__EXERCISE AIM__
Identify every line in the records below that contains the word "eines", and copy each of those lines.

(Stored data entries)
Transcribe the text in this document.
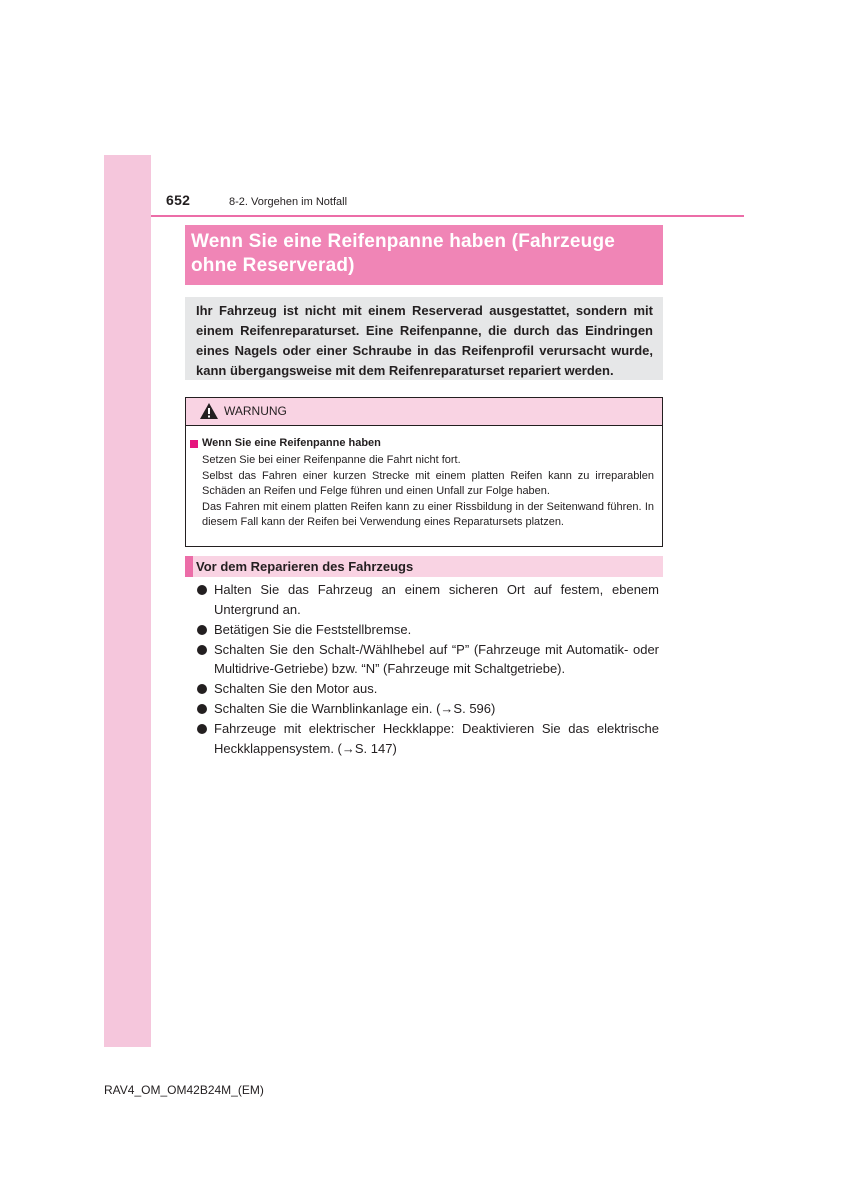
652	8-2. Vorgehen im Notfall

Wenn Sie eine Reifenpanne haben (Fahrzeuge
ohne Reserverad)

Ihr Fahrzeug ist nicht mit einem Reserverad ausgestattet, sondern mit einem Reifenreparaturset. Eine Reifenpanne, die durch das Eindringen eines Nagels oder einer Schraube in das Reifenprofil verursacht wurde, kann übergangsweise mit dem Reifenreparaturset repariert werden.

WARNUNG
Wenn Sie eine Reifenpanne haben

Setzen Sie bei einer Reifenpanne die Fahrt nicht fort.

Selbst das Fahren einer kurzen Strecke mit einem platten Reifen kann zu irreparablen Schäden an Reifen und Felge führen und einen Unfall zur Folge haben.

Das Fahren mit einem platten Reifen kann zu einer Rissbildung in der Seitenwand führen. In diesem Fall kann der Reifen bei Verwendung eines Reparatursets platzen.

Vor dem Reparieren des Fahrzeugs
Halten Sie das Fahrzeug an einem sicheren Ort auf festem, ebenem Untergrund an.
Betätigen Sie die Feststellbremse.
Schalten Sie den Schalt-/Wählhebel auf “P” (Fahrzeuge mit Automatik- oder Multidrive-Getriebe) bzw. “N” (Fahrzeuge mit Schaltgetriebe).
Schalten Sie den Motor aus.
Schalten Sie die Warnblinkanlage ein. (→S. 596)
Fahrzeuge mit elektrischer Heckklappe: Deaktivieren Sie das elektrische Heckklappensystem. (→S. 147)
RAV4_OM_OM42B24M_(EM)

__WRITTEN ANSWER__
Ihr Fahrzeug ist nicht mit einem Reserverad ausgestattet, sondern mit einem Reifenreparaturset. Eine Reifenpanne, die durch das Eindringen eines Nagels oder einer Schraube in das Reifenprofil verursacht wurde, kann übergangsweise mit dem Reifenreparaturset repariert werden.
Das Fahren mit einem platten Reifen kann zu einer Rissbildung in der Seitenwand führen. In diesem Fall kann der Reifen bei Verwendung eines Reparatursets platzen.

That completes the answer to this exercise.